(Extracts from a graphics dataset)
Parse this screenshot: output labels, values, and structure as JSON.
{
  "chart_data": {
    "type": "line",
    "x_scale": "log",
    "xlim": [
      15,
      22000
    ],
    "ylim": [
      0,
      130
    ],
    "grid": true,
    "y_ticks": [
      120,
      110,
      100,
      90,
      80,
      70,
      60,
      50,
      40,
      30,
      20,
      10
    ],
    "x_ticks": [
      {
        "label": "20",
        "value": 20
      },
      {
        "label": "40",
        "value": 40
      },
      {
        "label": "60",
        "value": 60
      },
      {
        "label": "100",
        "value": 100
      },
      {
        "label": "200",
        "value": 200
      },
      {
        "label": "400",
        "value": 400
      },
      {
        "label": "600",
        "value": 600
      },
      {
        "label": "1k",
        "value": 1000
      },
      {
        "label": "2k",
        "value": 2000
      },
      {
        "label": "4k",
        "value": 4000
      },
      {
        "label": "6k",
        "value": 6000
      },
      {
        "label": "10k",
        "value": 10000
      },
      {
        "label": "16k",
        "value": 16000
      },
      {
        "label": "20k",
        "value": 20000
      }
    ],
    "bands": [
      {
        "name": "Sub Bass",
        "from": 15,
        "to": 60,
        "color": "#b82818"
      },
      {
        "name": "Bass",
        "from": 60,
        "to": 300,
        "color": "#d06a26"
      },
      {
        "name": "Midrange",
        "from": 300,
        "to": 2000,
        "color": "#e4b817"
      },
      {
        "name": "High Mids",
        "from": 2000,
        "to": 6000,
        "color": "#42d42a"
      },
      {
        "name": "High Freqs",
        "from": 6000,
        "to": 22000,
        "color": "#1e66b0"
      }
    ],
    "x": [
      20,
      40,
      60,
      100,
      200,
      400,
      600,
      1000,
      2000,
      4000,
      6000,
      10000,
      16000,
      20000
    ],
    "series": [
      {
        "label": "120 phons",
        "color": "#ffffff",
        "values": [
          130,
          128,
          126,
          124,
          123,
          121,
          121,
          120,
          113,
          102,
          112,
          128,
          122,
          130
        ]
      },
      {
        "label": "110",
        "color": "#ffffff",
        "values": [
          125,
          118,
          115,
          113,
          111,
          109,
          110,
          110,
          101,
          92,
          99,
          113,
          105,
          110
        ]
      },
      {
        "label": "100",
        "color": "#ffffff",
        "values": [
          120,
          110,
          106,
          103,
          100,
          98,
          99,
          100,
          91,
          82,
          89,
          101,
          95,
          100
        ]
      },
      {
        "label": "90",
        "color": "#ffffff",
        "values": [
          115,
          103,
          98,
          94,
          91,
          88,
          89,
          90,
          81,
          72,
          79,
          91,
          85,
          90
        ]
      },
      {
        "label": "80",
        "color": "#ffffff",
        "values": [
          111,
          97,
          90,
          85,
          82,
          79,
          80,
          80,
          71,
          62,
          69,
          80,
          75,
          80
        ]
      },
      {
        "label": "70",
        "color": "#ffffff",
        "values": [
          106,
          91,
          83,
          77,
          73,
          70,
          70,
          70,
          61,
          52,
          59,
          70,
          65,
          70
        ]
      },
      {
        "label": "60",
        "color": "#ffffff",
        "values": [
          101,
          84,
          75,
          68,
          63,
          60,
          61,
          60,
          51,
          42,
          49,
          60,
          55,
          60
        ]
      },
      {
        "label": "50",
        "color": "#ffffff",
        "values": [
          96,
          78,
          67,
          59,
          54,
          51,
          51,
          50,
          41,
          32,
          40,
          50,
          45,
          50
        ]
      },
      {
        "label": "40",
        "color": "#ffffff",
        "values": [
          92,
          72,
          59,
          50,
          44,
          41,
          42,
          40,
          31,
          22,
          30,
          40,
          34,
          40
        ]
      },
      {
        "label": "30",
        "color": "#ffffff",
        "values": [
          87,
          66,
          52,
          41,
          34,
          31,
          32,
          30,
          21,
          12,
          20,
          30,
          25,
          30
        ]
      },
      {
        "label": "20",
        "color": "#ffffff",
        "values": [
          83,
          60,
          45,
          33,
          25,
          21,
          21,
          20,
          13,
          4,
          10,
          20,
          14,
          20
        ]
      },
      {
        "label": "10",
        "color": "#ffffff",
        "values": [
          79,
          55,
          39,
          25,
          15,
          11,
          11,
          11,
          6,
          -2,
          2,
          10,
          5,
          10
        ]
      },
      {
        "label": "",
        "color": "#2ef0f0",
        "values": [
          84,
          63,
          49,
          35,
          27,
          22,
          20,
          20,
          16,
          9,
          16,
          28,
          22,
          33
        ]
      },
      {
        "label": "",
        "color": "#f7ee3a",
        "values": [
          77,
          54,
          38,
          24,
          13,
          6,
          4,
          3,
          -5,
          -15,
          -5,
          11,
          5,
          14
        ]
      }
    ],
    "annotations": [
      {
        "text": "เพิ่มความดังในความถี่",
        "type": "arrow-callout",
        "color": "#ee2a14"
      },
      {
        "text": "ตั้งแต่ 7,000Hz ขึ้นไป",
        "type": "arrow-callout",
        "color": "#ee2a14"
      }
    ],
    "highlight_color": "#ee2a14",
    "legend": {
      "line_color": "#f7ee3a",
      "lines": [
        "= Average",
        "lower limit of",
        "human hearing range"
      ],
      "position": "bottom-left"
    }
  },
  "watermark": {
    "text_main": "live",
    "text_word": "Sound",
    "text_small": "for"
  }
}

→ **DO THIS**
Write out the data exactly as it stands.

→ **SOLUTION BELOW**
Parse this screenshot: output labels, values, and structure as JSON.
{
  "chart_data": {
    "type": "line",
    "x_scale": "log",
    "xlim": [
      15,
      22000
    ],
    "ylim": [
      0,
      130
    ],
    "grid": true,
    "y_ticks": [
      120,
      110,
      100,
      90,
      80,
      70,
      60,
      50,
      40,
      30,
      20,
      10
    ],
    "x_ticks": [
      {
        "label": "20",
        "value": 20
      },
      {
        "label": "40",
        "value": 40
      },
      {
        "label": "60",
        "value": 60
      },
      {
        "label": "100",
        "value": 100
      },
      {
        "label": "200",
        "value": 200
      },
      {
        "label": "400",
        "value": 400
      },
      {
        "label": "600",
        "value": 600
      },
      {
        "label": "1k",
        "value": 1000
      },
      {
        "label": "2k",
        "value": 2000
      },
      {
        "label": "4k",
        "value": 4000
      },
      {
        "label": "6k",
        "value": 6000
      },
      {
        "label": "10k",
        "value": 10000
      },
      {
        "label": "16k",
        "value": 16000
      },
      {
        "label": "20k",
        "value": 20000
      }
    ],
    "bands": [
      {
        "name": "Sub Bass",
        "from": 15,
        "to": 60,
        "color": "#b82818"
      },
      {
        "name": "Bass",
        "from": 60,
        "to": 300,
        "color": "#d06a26"
      },
      {
        "name": "Midrange",
        "from": 300,
        "to": 2000,
        "color": "#e4b817"
      },
      {
        "name": "High Mids",
        "from": 2000,
        "to": 6000,
        "color": "#42d42a"
      },
      {
        "name": "High Freqs",
        "from": 6000,
        "to": 22000,
        "color": "#1e66b0"
      }
    ],
    "x": [
      20,
      40,
      60,
      100,
      200,
      400,
      600,
      1000,
      2000,
      4000,
      6000,
      10000,
      16000,
      20000
    ],
    "series": [
      {
        "label": "120 phons",
        "color": "#ffffff",
        "values": [
          130,
          128,
          126,
          124,
          123,
          121,
          121,
          120,
          113,
          102,
          112,
          128,
          122,
          130
        ]
      },
      {
        "label": "110",
        "color": "#ffffff",
        "values": [
          125,
          118,
          115,
          113,
          111,
          109,
          110,
          110,
          101,
          92,
          99,
          113,
          105,
          110
        ]
      },
      {
        "label": "100",
        "color": "#ffffff",
        "values": [
          120,
          110,
          106,
          103,
          100,
          98,
          99,
          100,
          91,
          82,
          89,
          101,
          95,
          100
        ]
      },
      {
        "label": "90",
        "color": "#ffffff",
        "values": [
          115,
          103,
          98,
          94,
          91,
          88,
          89,
          90,
          81,
          72,
          79,
          91,
          85,
          90
        ]
      },
      {
        "label": "80",
        "color": "#ffffff",
        "values": [
          111,
          97,
          90,
          85,
          82,
          79,
          80,
          80,
          71,
          62,
          69,
          80,
          75,
          80
        ]
      },
      {
        "label": "70",
        "color": "#ffffff",
        "values": [
          106,
          91,
          83,
          77,
          73,
          70,
          70,
          70,
          61,
          52,
          59,
          70,
          65,
          70
        ]
      },
      {
        "label": "60",
        "color": "#ffffff",
        "values": [
          101,
          84,
          75,
          68,
          63,
          60,
          61,
          60,
          51,
          42,
          49,
          60,
          55,
          60
        ]
      },
      {
        "label": "50",
        "color": "#ffffff",
        "values": [
          96,
          78,
          67,
          59,
          54,
          51,
          51,
          50,
          41,
          32,
          40,
          50,
          45,
          50
        ]
      },
      {
        "label": "40",
        "color": "#ffffff",
        "values": [
          92,
          72,
          59,
          50,
          44,
          41,
          42,
          40,
          31,
          22,
          30,
          40,
          34,
          40
        ]
      },
      {
        "label": "30",
        "color": "#ffffff",
        "values": [
          87,
          66,
          52,
          41,
          34,
          31,
          32,
          30,
          21,
          12,
          20,
          30,
          25,
          30
        ]
      },
      {
        "label": "20",
        "color": "#ffffff",
        "values": [
          83,
          60,
          45,
          33,
          25,
          21,
          21,
          20,
          13,
          4,
          10,
          20,
          14,
          20
        ]
      },
      {
        "label": "10",
        "color": "#ffffff",
        "values": [
          79,
          55,
          39,
          25,
          15,
          11,
          11,
          11,
          6,
          -2,
          2,
          10,
          5,
          10
        ]
      },
      {
        "label": "",
        "color": "#2ef0f0",
        "values": [
          84,
          63,
          49,
          35,
          27,
          22,
          20,
          20,
          16,
          9,
          16,
          28,
          22,
          33
        ]
      },
      {
        "label": "",
        "color": "#f7ee3a",
        "values": [
          77,
          54,
          38,
          24,
          13,
          6,
          4,
          3,
          -5,
          -15,
          -5,
          11,
          5,
          14
        ]
      }
    ],
    "annotations": [
      {
        "text": "เพิ่มความดังในความถี่",
        "type": "arrow-callout",
        "color": "#ee2a14"
      },
      {
        "text": "ตั้งแต่ 7,000Hz ขึ้นไป",
        "type": "arrow-callout",
        "color": "#ee2a14"
      }
    ],
    "highlight_color": "#ee2a14",
    "legend": {
      "line_color": "#f7ee3a",
      "lines": [
        "= Average",
        "lower limit of",
        "human hearing range"
      ],
      "position": "bottom-left"
    }
  },
  "watermark": {
    "text_main": "live",
    "text_word": "Sound",
    "text_small": "for"
  }
}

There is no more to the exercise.